An exact reproduction of the records is required, with all images left out.

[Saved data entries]
--------------------
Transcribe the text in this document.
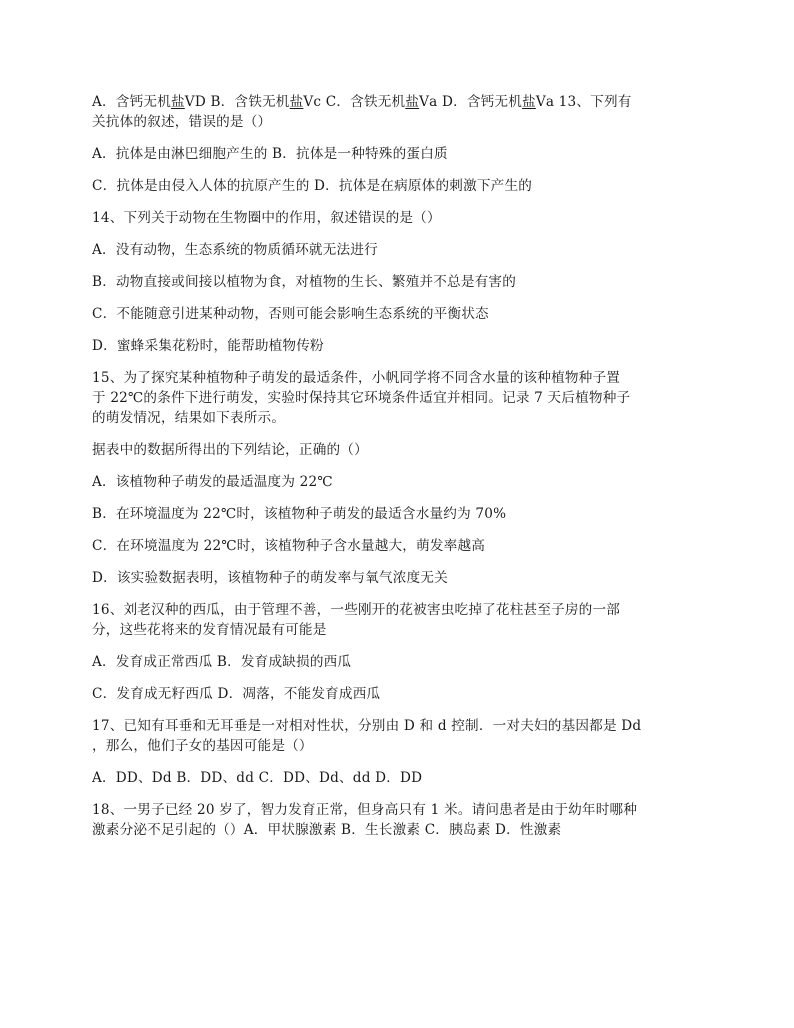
A．含钙无机盐ⅤD B．含铁无机盐Ⅴc C．含铁无机盐Ⅴa D．含钙无机盐Ⅴa 13、下列有

关抗体的叙述，错误的是（）

A．抗体是由淋巴细胞产生的 B．抗体是一种特殊的蛋白质

C．抗体是由侵入人体的抗原产生的 D．抗体是在病原体的刺激下产生的

14、下列关于动物在生物圈中的作用，叙述错误的是（）

A．没有动物，生态系统的物质循环就无法进行

B．动物直接或间接以植物为食，对植物的生长、繁殖并不总是有害的

C．不能随意引进某种动物，否则可能会影响生态系统的平衡状态

D．蜜蜂采集花粉时，能帮助植物传粉

15、为了探究某种植物种子萌发的最适条件，小帆同学将不同含水量的该种植物种子置

于 22℃的条件下进行萌发，实验时保持其它环境条件适宜并相同。记录 7 天后植物种子

的萌发情况，结果如下表所示。

据表中的数据所得出的下列结论，正确的（）

A．该植物种子萌发的最适温度为 22℃

B．在环境温度为 22℃时，该植物种子萌发的最适含水量约为 70%

C．在环境温度为 22℃时，该植物种子含水量越大，萌发率越高

D．该实验数据表明，该植物种子的萌发率与氧气浓度无关

16、刘老汉种的西瓜，由于管理不善，一些刚开的花被害虫吃掉了花柱甚至子房的一部

分，这些花将来的发育情况最有可能是

A．发育成正常西瓜 B．发育成缺损的西瓜

C．发育成无籽西瓜 D．凋落，不能发育成西瓜

17、已知有耳垂和无耳垂是一对相对性状，分别由 D 和 d 控制．一对夫妇的基因都是 Dd

，那么，他们子女的基因可能是（）

A．DD、Dd B．DD、dd C．DD、Dd、dd D．DD

18、一男子已经 20 岁了，智力发育正常，但身高只有 1 米。请问患者是由于幼年时哪种

激素分泌不足引起的（）A．甲状腺激素 B．生长激素 C．胰岛素 D．性激素
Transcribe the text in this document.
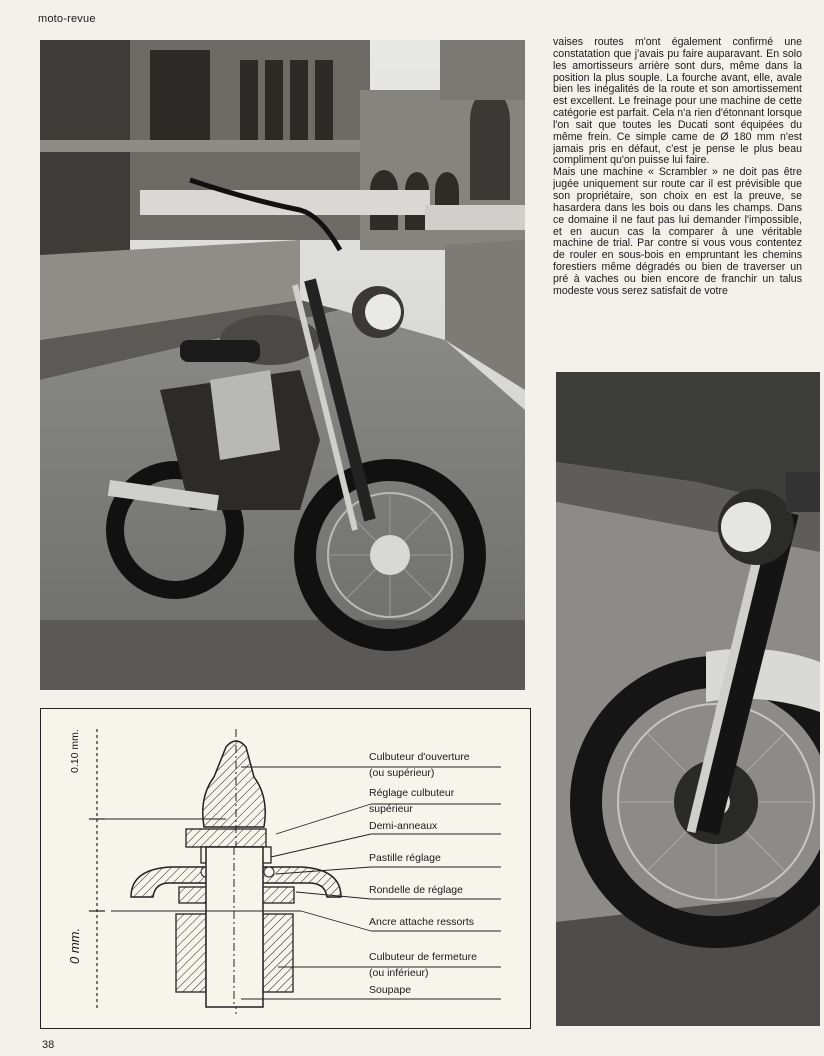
moto-revue

vaises routes m'ont également confirmé une constatation que j'avais pu faire auparavant. En solo les amortisseurs arrière sont durs, même dans la position la plus souple. La fourche avant, elle, avale bien les inégalités de la route et son amortissement est excellent. Le freinage pour une machine de cette catégorie est parfait. Cela n'a rien d'étonnant lorsque l'on sait que toutes les Ducati sont équipées du même frein. Ce simple came de Ø 180 mm n'est jamais pris en défaut, c'est je pense le plus beau compliment qu'on puisse lui faire.

Mais une machine « Scrambler » ne doit pas être jugée uniquement sur route car il est prévisible que son propriétaire, son choix en est la preuve, se hasardera dans les bois ou dans les champs. Dans ce domaine il ne faut pas lui demander l'impossible, et en aucun cas la comparer à une véritable machine de trial. Par contre si vous vous contentez de rouler en sous-bois en empruntant les chemins forestiers même dégradés ou bien de traverser un pré à vaches ou bien encore de franchir un talus modeste vous serez satisfait de votre

0.10 mm.
0 mm.
Culbuteur d'ouverture
(ou supérieur)
Réglage culbuteur
supérieur
Demi-anneaux
Pastille réglage
Rondelle de réglage
Ancre attache ressorts
Culbuteur de fermeture
(ou inférieur)
Soupape
38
--------------------
- **ANSWER FOR THE TASK**:
Transcribe the text in this document.
A．含钙无机盐ⅤD B．含铁无机盐Ⅴc C．含铁无机盐Ⅴa D．含钙无机盐Ⅴa 13、下列有

关抗体的叙述，错误的是（）

A．抗体是由淋巴细胞产生的 B．抗体是一种特殊的蛋白质

C．抗体是由侵入人体的抗原产生的 D．抗体是在病原体的刺激下产生的

14、下列关于动物在生物圈中的作用，叙述错误的是（）

A．没有动物，生态系统的物质循环就无法进行

B．动物直接或间接以植物为食，对植物的生长、繁殖并不总是有害的

C．不能随意引进某种动物，否则可能会影响生态系统的平衡状态

D．蜜蜂采集花粉时，能帮助植物传粉

15、为了探究某种植物种子萌发的最适条件，小帆同学将不同含水量的该种植物种子置

于 22℃的条件下进行萌发，实验时保持其它环境条件适宜并相同。记录 7 天后植物种子

的萌发情况，结果如下表所示。

据表中的数据所得出的下列结论，正确的（）

A．该植物种子萌发的最适温度为 22℃

B．在环境温度为 22℃时，该植物种子萌发的最适含水量约为 70%

C．在环境温度为 22℃时，该植物种子含水量越大，萌发率越高

D．该实验数据表明，该植物种子的萌发率与氧气浓度无关

16、刘老汉种的西瓜，由于管理不善，一些刚开的花被害虫吃掉了花柱甚至子房的一部

分，这些花将来的发育情况最有可能是

A．发育成正常西瓜 B．发育成缺损的西瓜

C．发育成无籽西瓜 D．凋落，不能发育成西瓜

17、已知有耳垂和无耳垂是一对相对性状，分别由 D 和 d 控制．一对夫妇的基因都是 Dd

，那么，他们子女的基因可能是（）

A．DD、Dd B．DD、dd C．DD、Dd、dd D．DD

18、一男子已经 20 岁了，智力发育正常，但身高只有 1 米。请问患者是由于幼年时哪种

激素分泌不足引起的（）A．甲状腺激素 B．生长激素 C．胰岛素 D．性激素
Transcribe the text in this document.
moto-revue

vaises routes m'ont également confirmé une constatation que j'avais pu faire auparavant. En solo les amortisseurs arrière sont durs, même dans la position la plus souple. La fourche avant, elle, avale bien les inégalités de la route et son amortissement est excellent. Le freinage pour une machine de cette catégorie est parfait. Cela n'a rien d'étonnant lorsque l'on sait que toutes les Ducati sont équipées du même frein. Ce simple came de Ø 180 mm n'est jamais pris en défaut, c'est je pense le plus beau compliment qu'on puisse lui faire.

Mais une machine « Scrambler » ne doit pas être jugée uniquement sur route car il est prévisible que son propriétaire, son choix en est la preuve, se hasardera dans les bois ou dans les champs. Dans ce domaine il ne faut pas lui demander l'impossible, et en aucun cas la comparer à une véritable machine de trial. Par contre si vous vous contentez de rouler en sous-bois en empruntant les chemins forestiers même dégradés ou bien de traverser un pré à vaches ou bien encore de franchir un talus modeste vous serez satisfait de votre

0.10 mm.
0 mm.
Culbuteur d'ouverture
(ou supérieur)
Réglage culbuteur
supérieur
Demi-anneaux
Pastille réglage
Rondelle de réglage
Ancre attache ressorts
Culbuteur de fermeture
(ou inférieur)
Soupape
38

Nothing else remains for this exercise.